## WRITTEN PROBLEM
Search the material for "this" and show all lines that contain it.
-- Start ENTRIES SHOWN --
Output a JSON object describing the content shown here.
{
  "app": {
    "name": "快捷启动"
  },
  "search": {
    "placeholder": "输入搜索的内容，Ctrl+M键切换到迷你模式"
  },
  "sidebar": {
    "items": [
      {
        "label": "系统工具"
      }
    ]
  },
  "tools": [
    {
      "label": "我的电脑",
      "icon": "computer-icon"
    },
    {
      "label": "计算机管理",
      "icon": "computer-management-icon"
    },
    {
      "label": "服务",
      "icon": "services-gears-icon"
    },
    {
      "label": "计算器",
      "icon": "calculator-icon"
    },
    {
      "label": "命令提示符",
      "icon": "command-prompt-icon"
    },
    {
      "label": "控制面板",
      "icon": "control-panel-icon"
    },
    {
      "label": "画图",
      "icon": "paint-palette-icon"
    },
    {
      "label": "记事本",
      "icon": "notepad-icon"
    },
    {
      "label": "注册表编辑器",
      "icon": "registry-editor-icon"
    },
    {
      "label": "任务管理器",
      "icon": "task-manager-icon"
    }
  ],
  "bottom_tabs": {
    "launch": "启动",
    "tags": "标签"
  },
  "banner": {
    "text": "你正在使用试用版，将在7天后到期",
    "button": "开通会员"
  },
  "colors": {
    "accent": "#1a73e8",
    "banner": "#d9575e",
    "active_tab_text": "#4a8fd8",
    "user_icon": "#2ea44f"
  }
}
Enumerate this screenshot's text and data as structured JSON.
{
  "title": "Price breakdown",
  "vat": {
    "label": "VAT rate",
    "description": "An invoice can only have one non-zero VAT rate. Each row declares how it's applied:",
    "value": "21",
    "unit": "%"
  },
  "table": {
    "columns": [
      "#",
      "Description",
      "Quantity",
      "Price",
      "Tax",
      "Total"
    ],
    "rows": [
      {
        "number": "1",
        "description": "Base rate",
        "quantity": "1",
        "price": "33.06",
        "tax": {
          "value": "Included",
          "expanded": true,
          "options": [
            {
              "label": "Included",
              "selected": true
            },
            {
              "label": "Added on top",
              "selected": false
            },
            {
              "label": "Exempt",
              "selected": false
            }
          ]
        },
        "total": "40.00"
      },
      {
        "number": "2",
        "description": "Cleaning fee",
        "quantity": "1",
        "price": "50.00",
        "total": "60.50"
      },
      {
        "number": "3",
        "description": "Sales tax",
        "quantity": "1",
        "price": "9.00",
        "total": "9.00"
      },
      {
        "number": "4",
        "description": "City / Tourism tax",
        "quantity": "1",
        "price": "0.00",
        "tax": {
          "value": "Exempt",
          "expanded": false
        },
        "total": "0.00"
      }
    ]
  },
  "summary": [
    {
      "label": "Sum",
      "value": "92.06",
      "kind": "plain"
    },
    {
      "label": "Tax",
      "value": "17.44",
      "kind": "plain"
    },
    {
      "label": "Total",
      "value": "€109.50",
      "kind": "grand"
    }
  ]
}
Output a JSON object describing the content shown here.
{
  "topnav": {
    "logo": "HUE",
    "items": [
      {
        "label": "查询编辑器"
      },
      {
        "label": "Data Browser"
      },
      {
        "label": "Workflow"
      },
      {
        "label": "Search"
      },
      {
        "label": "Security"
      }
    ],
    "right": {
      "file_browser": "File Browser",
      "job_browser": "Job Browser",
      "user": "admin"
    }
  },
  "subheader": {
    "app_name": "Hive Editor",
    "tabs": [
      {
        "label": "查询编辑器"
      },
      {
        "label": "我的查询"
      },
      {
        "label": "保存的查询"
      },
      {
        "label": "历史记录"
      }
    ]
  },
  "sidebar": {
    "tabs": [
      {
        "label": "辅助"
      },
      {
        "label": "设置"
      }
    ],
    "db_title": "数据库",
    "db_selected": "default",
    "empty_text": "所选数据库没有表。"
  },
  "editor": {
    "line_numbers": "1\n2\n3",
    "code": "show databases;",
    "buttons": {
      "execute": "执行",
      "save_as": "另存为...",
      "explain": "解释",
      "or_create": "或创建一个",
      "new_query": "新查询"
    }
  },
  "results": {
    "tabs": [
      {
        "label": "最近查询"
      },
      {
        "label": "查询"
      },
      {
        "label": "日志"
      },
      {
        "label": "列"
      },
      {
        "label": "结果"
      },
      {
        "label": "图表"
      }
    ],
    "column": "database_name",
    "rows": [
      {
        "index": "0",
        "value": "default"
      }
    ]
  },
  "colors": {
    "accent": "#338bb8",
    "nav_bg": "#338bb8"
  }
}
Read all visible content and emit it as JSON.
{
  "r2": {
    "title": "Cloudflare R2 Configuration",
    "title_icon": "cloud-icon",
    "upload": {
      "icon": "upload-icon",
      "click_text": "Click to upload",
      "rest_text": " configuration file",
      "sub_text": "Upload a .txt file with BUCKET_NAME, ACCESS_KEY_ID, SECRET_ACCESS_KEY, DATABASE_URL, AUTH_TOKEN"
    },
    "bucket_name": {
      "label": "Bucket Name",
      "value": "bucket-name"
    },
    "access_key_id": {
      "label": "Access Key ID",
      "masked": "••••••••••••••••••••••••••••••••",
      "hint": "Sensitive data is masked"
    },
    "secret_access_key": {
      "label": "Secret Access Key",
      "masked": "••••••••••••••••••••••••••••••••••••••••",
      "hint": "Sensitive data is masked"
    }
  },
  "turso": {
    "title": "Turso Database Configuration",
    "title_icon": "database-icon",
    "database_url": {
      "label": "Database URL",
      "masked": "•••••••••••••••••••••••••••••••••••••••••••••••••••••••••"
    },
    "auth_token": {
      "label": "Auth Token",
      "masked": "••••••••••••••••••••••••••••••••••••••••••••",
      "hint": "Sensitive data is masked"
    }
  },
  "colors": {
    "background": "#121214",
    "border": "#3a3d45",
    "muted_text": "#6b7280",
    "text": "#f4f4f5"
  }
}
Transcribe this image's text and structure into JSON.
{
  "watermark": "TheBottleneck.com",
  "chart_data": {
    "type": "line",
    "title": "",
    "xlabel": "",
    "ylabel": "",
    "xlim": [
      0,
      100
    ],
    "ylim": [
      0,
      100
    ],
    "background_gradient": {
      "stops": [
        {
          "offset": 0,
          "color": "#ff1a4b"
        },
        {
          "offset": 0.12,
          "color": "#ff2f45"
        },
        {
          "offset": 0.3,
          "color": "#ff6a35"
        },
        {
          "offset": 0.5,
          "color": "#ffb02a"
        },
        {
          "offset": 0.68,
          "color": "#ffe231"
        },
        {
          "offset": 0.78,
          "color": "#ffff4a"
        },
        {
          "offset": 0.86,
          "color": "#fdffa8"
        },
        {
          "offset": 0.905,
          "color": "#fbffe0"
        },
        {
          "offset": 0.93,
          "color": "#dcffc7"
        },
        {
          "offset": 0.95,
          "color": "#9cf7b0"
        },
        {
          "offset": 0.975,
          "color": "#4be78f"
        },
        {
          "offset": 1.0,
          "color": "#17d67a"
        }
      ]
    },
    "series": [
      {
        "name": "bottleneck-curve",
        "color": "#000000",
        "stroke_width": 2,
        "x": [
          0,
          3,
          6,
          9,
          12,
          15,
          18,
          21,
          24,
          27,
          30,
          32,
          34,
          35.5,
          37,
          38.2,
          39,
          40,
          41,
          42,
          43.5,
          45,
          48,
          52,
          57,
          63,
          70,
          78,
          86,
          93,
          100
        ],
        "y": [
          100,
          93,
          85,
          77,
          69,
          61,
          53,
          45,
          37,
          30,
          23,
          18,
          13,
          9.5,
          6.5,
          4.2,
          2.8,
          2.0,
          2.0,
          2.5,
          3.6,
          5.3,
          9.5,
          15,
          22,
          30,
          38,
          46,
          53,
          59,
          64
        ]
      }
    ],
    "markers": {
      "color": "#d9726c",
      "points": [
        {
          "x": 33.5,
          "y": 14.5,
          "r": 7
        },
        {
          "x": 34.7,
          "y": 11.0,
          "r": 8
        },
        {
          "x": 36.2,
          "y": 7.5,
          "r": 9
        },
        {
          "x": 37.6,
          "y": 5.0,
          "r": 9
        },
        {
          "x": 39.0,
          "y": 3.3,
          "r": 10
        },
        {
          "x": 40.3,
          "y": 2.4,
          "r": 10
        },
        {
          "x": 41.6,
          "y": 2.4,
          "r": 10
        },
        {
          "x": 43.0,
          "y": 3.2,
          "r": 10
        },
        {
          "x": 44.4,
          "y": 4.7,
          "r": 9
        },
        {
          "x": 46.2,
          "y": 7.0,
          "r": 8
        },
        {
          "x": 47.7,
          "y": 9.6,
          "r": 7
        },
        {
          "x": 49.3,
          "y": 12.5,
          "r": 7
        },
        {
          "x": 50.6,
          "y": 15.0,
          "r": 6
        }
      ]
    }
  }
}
-- End ENTRIES SHOWN --
## ANSWER TO THE TASK
Enumerate this screenshot's text and data as structured JSON.
Transcribe this image's text and structure into JSON.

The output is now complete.